[Set problem] Copy the records below exactly, leaving out every picture.

[Supplied data]
_ _ _ _
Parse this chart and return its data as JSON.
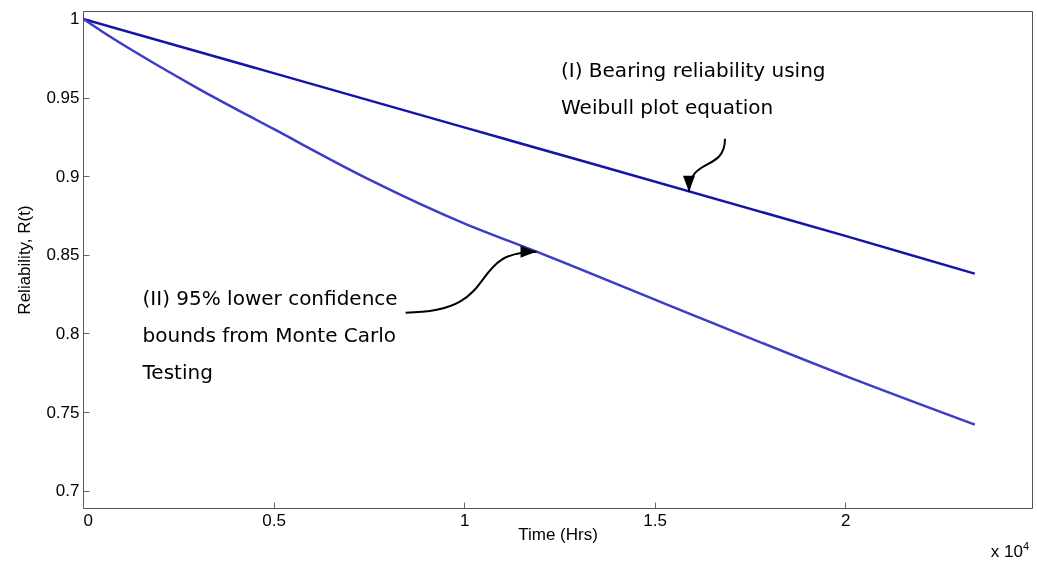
{
  "chart_data": {
    "type": "line",
    "xlabel": "Time (Hrs)",
    "ylabel": "Reliability, R(t)",
    "xlim": [
      0,
      2.49
    ],
    "ylim": [
      0.689,
      1.005
    ],
    "xticks": [
      0,
      0.5,
      1,
      1.5,
      2
    ],
    "yticks": [
      0.7,
      0.75,
      0.8,
      0.85,
      0.9,
      0.95,
      1
    ],
    "grid": false,
    "line_style": "solid",
    "series": [
      {
        "color": "#1414a8",
        "x": [
          0,
          1,
          2,
          2.34
        ],
        "values": [
          1,
          0.931,
          0.862,
          0.838
        ]
      },
      {
        "color": "#3c3cc8",
        "x": [
          0,
          0.05,
          0.15,
          0.3,
          0.5,
          0.75,
          1,
          1.19,
          1.617,
          2,
          2.34
        ],
        "values": [
          1,
          0.992,
          0.977,
          0.956,
          0.93,
          0.898,
          0.87,
          0.852,
          0.81,
          0.773,
          0.742
        ]
      }
    ],
    "annotations": [
      {
        "text": "(I) Bearing reliability using\nWeibull plot equation",
        "x": 1.59,
        "y": 0.89
      },
      {
        "text": "(II) 95% lower confidence\nbounds from Monte Carlo\nTesting",
        "x": 1.19,
        "y": 0.852
      },
      "x 10$^{4}$"
    ]
  }
}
_ _ _ _
[Exercise response]
Parse this chart and return its data as JSON.
{
  "chart_data": {
    "type": "line",
    "xlabel": "Time (Hrs)",
    "ylabel": "Reliability, R(t)",
    "xlim": [
      0,
      2.49
    ],
    "ylim": [
      0.689,
      1.005
    ],
    "xticks": [
      0,
      0.5,
      1,
      1.5,
      2
    ],
    "yticks": [
      0.7,
      0.75,
      0.8,
      0.85,
      0.9,
      0.95,
      1
    ],
    "grid": false,
    "line_style": "solid",
    "series": [
      {
        "color": "#1414a8",
        "x": [
          0,
          1,
          2,
          2.34
        ],
        "values": [
          1,
          0.931,
          0.862,
          0.838
        ]
      },
      {
        "color": "#3c3cc8",
        "x": [
          0,
          0.05,
          0.15,
          0.3,
          0.5,
          0.75,
          1,
          1.19,
          1.617,
          2,
          2.34
        ],
        "values": [
          1,
          0.992,
          0.977,
          0.956,
          0.93,
          0.898,
          0.87,
          0.852,
          0.81,
          0.773,
          0.742
        ]
      }
    ],
    "annotations": [
      {
        "text": "(I) Bearing reliability using\nWeibull plot equation",
        "x": 1.59,
        "y": 0.89
      },
      {
        "text": "(II) 95% lower confidence\nbounds from Monte Carlo\nTesting",
        "x": 1.19,
        "y": 0.852
      },
      "x 10$^{4}$"
    ]
  }
}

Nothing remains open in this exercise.